PROBLEM =
Check each line of the listing below for the string "production", and give only how many lines hold it.

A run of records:
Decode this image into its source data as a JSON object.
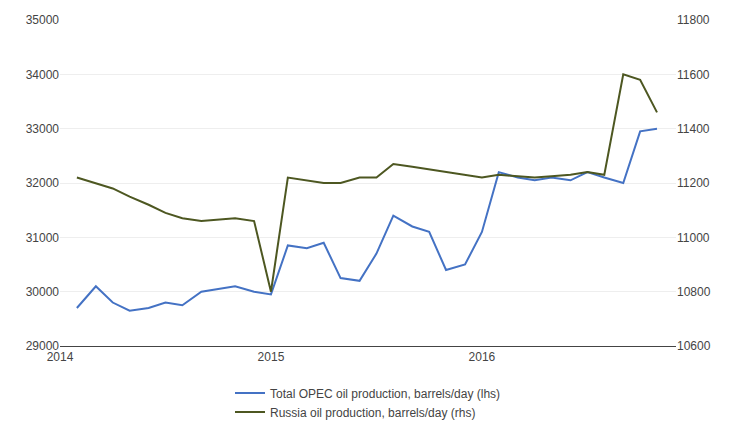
{
  "chart_data": {
    "type": "line",
    "x": [
      2014.08,
      2014.17,
      2014.25,
      2014.33,
      2014.42,
      2014.5,
      2014.58,
      2014.67,
      2014.75,
      2014.83,
      2014.92,
      2015.0,
      2015.08,
      2015.17,
      2015.25,
      2015.33,
      2015.42,
      2015.5,
      2015.58,
      2015.67,
      2015.75,
      2015.83,
      2015.92,
      2016.0,
      2016.08,
      2016.17,
      2016.25,
      2016.33,
      2016.42,
      2016.5,
      2016.58,
      2016.67,
      2016.75,
      2016.83
    ],
    "series": [
      {
        "name": "Total OPEC oil production, barrels/day (lhs)",
        "color": "#4472C4",
        "values": [
          29700,
          30100,
          29800,
          29650,
          29700,
          29800,
          29750,
          30000,
          30050,
          30100,
          30000,
          29950,
          30850,
          30800,
          30900,
          30250,
          30200,
          30700,
          31400,
          31200,
          31100,
          30400,
          30500,
          31100,
          32200,
          32100,
          32050,
          32100,
          32050,
          32200,
          32100,
          32000,
          32950,
          33000
        ]
      },
      {
        "name": "Russia oil production, barrels/day (rhs)",
        "color": "#4D5721",
        "axis": "y2",
        "values": [
          11220,
          11200,
          11180,
          11150,
          11120,
          11090,
          11070,
          11060,
          11065,
          11070,
          11060,
          10800,
          11220,
          11210,
          11200,
          11200,
          11220,
          11220,
          11270,
          11260,
          11250,
          11240,
          11230,
          11220,
          11230,
          11225,
          11220,
          11225,
          11230,
          11240,
          11230,
          11600,
          11580,
          11460
        ]
      }
    ],
    "xlim": [
      2014.0,
      2016.92
    ],
    "xticks": [
      2014,
      2015,
      2016
    ],
    "ylim": [
      29000,
      35000
    ],
    "yticks": [
      29000,
      30000,
      31000,
      32000,
      33000,
      34000,
      35000
    ],
    "y2lim": [
      10600,
      11800
    ],
    "y2ticks": [
      10600,
      10800,
      11000,
      11200,
      11400,
      11600,
      11800
    ],
    "grid": true,
    "legend": "bottom"
  }
}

IN RESPONSE =
2